◆ Extrait:
* * * * * * *
Le commerce mondial de services commerciaux a augmenté de 9% en 2023 malgré un recul du transport de marchandises, grâce à la reprise du commerce international et à la hausse des services fournis par voie numérique. En 2024, les événements sportifs qui doivent avoir lieu en Europe durant l’été, ainsi que l’assouplissement par certains pays des prescriptions en matière de visa devraient stimuler le tourisme et le transport de passagers.

Les exportations mondiales de services fournis par voie numérique sont montées en flèche en 2023, atteignant 4 250 milliards de dollars EU, soit une augmentation de 9,0% en glissement annuel, et représentaient 13,8% des exportations mondiales de marchandises et de services. En 2023, la valeur de ces services – faisant l’objet d’échanges transfrontières via des réseaux informatiques et englobant tout ce qui touche aux services professionnels et de gestion jusqu’à la diffusion de musique et de vidéos, aux jeux en ligne et à l’enseignement à distance – a dépassé de plus de 50% les niveaux d’avant la pandémie. Pour ce qui est de l’Europe et de l’Asie, qui détiennent respectivement une part du marché mondial de 52,4% et 23,8%, les exportations ont augmenté de 11% et 9%. La croissance s’est accélérée en Afrique (13%) ainsi qu’en Amérique du Sud et centrale et dans les Caraïbes (11%), au-delà de la moyenne mondiale. Les deux régions, qui ne représentaient que 0,9% et 1,6% des exportations mondiales en 2023, sont en bonne voie pour tirer profit des échanges de services fournis par voie numérique.
* * * * * * *
◆ Vos tâches:
• 1. Selon l'extrait sur le commerce mondial de services, quelle valeur les exportations mondiales de services fournis par voie numérique ont-elles atteinte en 2023 ?
• 2. Prolongez l'extrait sur le commerce mondial de services en reprenant après sa dernière phrase.
Les enregistrements ci-après proviennent d'une autre source.

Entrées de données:
* * * * * * *
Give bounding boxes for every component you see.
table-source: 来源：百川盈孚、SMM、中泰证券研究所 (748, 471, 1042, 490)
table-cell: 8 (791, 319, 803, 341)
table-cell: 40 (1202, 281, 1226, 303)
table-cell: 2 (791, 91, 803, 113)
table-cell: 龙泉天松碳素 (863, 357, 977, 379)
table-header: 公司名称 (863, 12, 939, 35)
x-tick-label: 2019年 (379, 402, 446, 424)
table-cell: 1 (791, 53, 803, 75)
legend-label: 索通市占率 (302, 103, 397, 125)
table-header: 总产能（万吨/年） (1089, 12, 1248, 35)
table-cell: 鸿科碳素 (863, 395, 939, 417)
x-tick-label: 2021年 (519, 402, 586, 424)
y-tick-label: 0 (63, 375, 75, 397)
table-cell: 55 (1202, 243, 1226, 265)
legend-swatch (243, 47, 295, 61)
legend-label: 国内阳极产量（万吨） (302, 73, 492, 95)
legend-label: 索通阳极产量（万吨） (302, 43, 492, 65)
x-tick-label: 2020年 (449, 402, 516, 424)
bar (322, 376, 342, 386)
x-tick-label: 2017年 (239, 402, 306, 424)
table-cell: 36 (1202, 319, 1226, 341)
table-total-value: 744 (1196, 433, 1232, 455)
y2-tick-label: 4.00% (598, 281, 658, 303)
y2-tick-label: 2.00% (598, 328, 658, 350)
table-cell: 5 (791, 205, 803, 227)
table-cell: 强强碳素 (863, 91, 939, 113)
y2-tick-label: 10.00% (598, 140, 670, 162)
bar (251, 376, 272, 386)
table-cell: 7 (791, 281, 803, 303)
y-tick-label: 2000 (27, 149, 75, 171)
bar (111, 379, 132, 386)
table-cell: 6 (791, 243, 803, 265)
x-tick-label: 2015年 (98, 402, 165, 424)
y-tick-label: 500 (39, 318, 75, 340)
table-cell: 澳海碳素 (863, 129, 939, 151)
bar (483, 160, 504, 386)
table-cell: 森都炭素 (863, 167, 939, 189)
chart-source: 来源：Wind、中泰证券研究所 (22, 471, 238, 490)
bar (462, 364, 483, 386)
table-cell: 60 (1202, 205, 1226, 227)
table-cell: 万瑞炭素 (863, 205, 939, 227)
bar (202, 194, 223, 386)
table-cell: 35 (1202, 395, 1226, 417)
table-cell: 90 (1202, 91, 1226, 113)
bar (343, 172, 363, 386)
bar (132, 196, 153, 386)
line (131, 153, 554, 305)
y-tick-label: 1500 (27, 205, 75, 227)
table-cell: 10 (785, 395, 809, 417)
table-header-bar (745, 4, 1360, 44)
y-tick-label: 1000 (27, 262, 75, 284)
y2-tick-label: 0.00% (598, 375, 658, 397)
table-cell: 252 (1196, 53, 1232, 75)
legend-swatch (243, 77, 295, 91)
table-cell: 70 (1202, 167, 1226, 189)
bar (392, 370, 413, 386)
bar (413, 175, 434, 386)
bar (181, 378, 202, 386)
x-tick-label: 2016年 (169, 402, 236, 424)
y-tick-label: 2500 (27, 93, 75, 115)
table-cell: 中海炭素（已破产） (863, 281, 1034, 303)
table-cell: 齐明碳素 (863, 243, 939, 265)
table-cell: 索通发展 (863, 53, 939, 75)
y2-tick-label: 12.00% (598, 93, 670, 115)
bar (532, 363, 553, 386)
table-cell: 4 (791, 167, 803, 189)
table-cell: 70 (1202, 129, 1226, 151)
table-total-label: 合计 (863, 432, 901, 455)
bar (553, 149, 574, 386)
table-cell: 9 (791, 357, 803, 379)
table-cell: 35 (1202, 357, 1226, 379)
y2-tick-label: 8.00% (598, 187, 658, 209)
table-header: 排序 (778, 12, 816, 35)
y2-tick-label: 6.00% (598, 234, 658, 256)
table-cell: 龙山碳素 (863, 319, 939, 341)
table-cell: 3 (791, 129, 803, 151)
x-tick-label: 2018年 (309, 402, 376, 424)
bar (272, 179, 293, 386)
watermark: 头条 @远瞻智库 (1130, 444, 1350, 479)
* * * * * * *
◆ Réponses fournies:
• 1. Elles ont atteint 4 250 milliards de dollars EU.

• 2.
L’OMC a publié un nouvel ensemble de données relatives au commerce des services organisées par mode de fourniture, comme dans l’Accord général sur le commerce des services (AGCS) de l’Organisation. Il livre de précieuses indications sur la manière dont le commerce des services a évolué au fil des années, y compris l’incidence de la numérisation et de la pandémie de COVID-19.

Cet ensemble de données, ainsi que les dernières estimations sur le commerce des services fournis par voie numérique et le commerce des services en général, peut être visualisé et téléchargé depuis la Plate-forme de données sur le commerce mondial des services. Cette nouvelle plate-forme donne accès à des données complètes de l’OMC relatives au commerce des services. Elle propose des visualisations et des fonctionnalités personnalisables répondant aux besoins divers des négociateurs commerciaux, des analystes, des chercheurs et des décideurs en quête d’informations.